**Data entries:**
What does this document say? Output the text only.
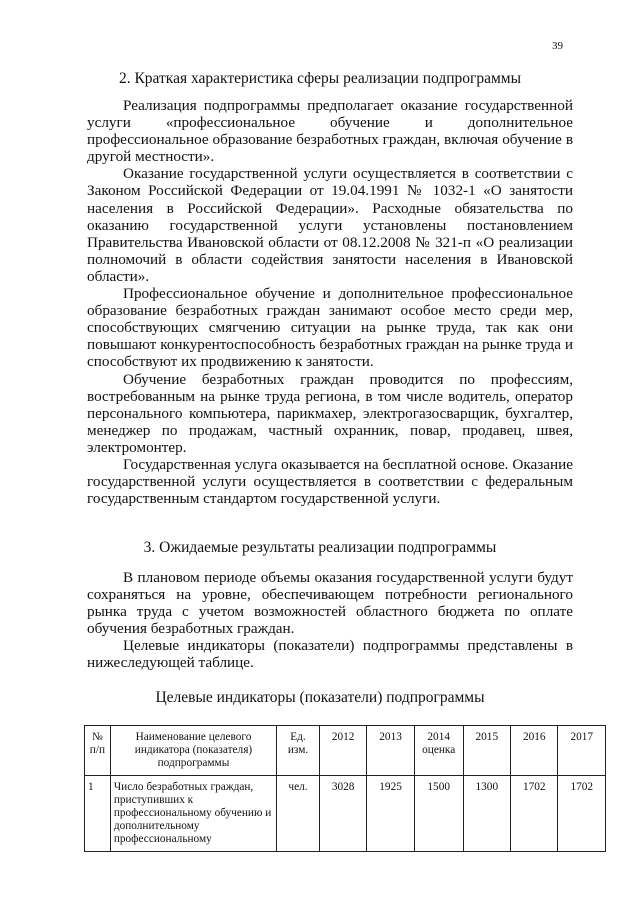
39
2. Краткая характеристика сферы реализации подпрограммы

Реализация подпрограммы предполагает оказание государственной услуги «профессиональное обучение и дополнительное профессиональное образование безработных граждан, включая обучение в другой местности».

Оказание государственной услуги осуществляется в соответствии с Законом Российской Федерации от 19.04.1991 № 1032-1 «О занятости населения в Российской Федерации». Расходные обязательства по оказанию государственной услуги установлены постановлением Правительства Ивановской области от 08.12.2008 № 321-п «О реализации полномочий в области содействия занятости населения в Ивановской области».

Профессиональное обучение и дополнительное профессиональное образование безработных граждан занимают особое место среди мер, способствующих смягчению ситуации на рынке труда, так как они повышают конкурентоспособность безработных граждан на рынке труда и способствуют их продвижению к занятости.

Обучение безработных граждан проводится по профессиям, востребованным на рынке труда региона, в том числе водитель, оператор персонального компьютера, парикмахер, электрогазосварщик, бухгалтер, менеджер по продажам, частный охранник, повар, продавец, швея, электромонтер.

Государственная услуга оказывается на бесплатной основе. Оказание государственной услуги осуществляется в соответствии с федеральным государственным стандартом государственной услуги.

3. Ожидаемые результаты реализации подпрограммы

В плановом периоде объемы оказания государственной услуги будут сохраняться на уровне, обеспечивающем потребности регионального рынка труда с учетом возможностей областного бюджета по оплате обучения безработных граждан.

Целевые индикаторы (показатели) подпрограммы представлены в нижеследующей таблице.

Целевые индикаторы (показатели) подпрограммы
№ п/п	Наименование целевого индикатора (показателя) подпрограммы	Ед. изм.	2012	2013	2014 оценка	2015	2016	2017
1	Число безработных граждан, приступивших к профессиональному обучению и дополнительному профессиональному	чел.	3028	1925	1500	1300	1702	1702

**Directions for this task:** Write out the records above exactly as they appear, leaving out any pictures.

**Final answer:**
What does this document say? Output the text only.
39
2. Краткая характеристика сферы реализации подпрограммы

Реализация подпрограммы предполагает оказание государственной услуги «профессиональное обучение и дополнительное профессиональное образование безработных граждан, включая обучение в другой местности».

Оказание государственной услуги осуществляется в соответствии с Законом Российской Федерации от 19.04.1991 № 1032-1 «О занятости населения в Российской Федерации». Расходные обязательства по оказанию государственной услуги установлены постановлением Правительства Ивановской области от 08.12.2008 № 321-п «О реализации полномочий в области содействия занятости населения в Ивановской области».

Профессиональное обучение и дополнительное профессиональное образование безработных граждан занимают особое место среди мер, способствующих смягчению ситуации на рынке труда, так как они повышают конкурентоспособность безработных граждан на рынке труда и способствуют их продвижению к занятости.

Обучение безработных граждан проводится по профессиям, востребованным на рынке труда региона, в том числе водитель, оператор персонального компьютера, парикмахер, электрогазосварщик, бухгалтер, менеджер по продажам, частный охранник, повар, продавец, швея, электромонтер.

Государственная услуга оказывается на бесплатной основе. Оказание государственной услуги осуществляется в соответствии с федеральным государственным стандартом государственной услуги.

3. Ожидаемые результаты реализации подпрограммы

В плановом периоде объемы оказания государственной услуги будут сохраняться на уровне, обеспечивающем потребности регионального рынка труда с учетом возможностей областного бюджета по оплате обучения безработных граждан.

Целевые индикаторы (показатели) подпрограммы представлены в нижеследующей таблице.

Целевые индикаторы (показатели) подпрограммы
№ п/п	Наименование целевого индикатора (показателя) подпрограммы	Ед. изм.	2012	2013	2014 оценка	2015	2016	2017
1	Число безработных граждан, приступивших к профессиональному обучению и дополнительному профессиональному	чел.	3028	1925	1500	1300	1702	1702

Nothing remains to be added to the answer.